*RECORDS FOR PROCESSING*
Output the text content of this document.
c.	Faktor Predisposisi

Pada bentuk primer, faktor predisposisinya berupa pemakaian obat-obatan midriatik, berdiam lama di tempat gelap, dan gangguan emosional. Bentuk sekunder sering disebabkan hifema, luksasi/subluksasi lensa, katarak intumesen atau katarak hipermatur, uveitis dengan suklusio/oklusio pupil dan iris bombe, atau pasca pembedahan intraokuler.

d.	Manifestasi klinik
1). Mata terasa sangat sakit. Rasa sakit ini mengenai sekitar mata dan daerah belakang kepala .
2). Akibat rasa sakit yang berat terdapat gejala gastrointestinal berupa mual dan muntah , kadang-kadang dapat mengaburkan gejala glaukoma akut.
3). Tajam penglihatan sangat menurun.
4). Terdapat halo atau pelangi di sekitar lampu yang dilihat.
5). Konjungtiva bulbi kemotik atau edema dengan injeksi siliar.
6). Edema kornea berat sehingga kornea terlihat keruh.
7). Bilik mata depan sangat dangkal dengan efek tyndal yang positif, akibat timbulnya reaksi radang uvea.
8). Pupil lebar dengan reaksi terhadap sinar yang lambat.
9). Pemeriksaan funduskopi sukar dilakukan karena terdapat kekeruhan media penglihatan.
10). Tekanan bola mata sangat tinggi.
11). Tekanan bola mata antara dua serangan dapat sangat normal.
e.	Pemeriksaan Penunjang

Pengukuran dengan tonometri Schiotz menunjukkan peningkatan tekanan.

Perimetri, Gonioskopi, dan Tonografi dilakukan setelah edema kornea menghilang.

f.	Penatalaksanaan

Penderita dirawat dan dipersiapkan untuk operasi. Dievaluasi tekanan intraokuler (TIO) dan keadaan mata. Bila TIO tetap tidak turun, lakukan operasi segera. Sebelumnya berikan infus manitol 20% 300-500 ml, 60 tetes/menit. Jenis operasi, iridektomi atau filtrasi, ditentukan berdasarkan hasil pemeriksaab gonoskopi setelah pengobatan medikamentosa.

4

*JOB*
Return each line of the records above exactly as it reads.

*CORRECT RESULT*
Output the text content of this document.
c.	Faktor Predisposisi

Pada bentuk primer, faktor predisposisinya berupa pemakaian obat-obatan midriatik, berdiam lama di tempat gelap, dan gangguan emosional. Bentuk sekunder sering disebabkan hifema, luksasi/subluksasi lensa, katarak intumesen atau katarak hipermatur, uveitis dengan suklusio/oklusio pupil dan iris bombe, atau pasca pembedahan intraokuler.

d.	Manifestasi klinik
1). Mata terasa sangat sakit. Rasa sakit ini mengenai sekitar mata dan daerah belakang kepala .
2). Akibat rasa sakit yang berat terdapat gejala gastrointestinal berupa mual dan muntah , kadang-kadang dapat mengaburkan gejala glaukoma akut.
3). Tajam penglihatan sangat menurun.
4). Terdapat halo atau pelangi di sekitar lampu yang dilihat.
5). Konjungtiva bulbi kemotik atau edema dengan injeksi siliar.
6). Edema kornea berat sehingga kornea terlihat keruh.
7). Bilik mata depan sangat dangkal dengan efek tyndal yang positif, akibat timbulnya reaksi radang uvea.
8). Pupil lebar dengan reaksi terhadap sinar yang lambat.
9). Pemeriksaan funduskopi sukar dilakukan karena terdapat kekeruhan media penglihatan.
10). Tekanan bola mata sangat tinggi.
11). Tekanan bola mata antara dua serangan dapat sangat normal.
e.	Pemeriksaan Penunjang

Pengukuran dengan tonometri Schiotz menunjukkan peningkatan tekanan.

Perimetri, Gonioskopi, dan Tonografi dilakukan setelah edema kornea menghilang.

f.	Penatalaksanaan

Penderita dirawat dan dipersiapkan untuk operasi. Dievaluasi tekanan intraokuler (TIO) dan keadaan mata. Bila TIO tetap tidak turun, lakukan operasi segera. Sebelumnya berikan infus manitol 20% 300-500 ml, 60 tetes/menit. Jenis operasi, iridektomi atau filtrasi, ditentukan berdasarkan hasil pemeriksaab gonoskopi setelah pengobatan medikamentosa.

4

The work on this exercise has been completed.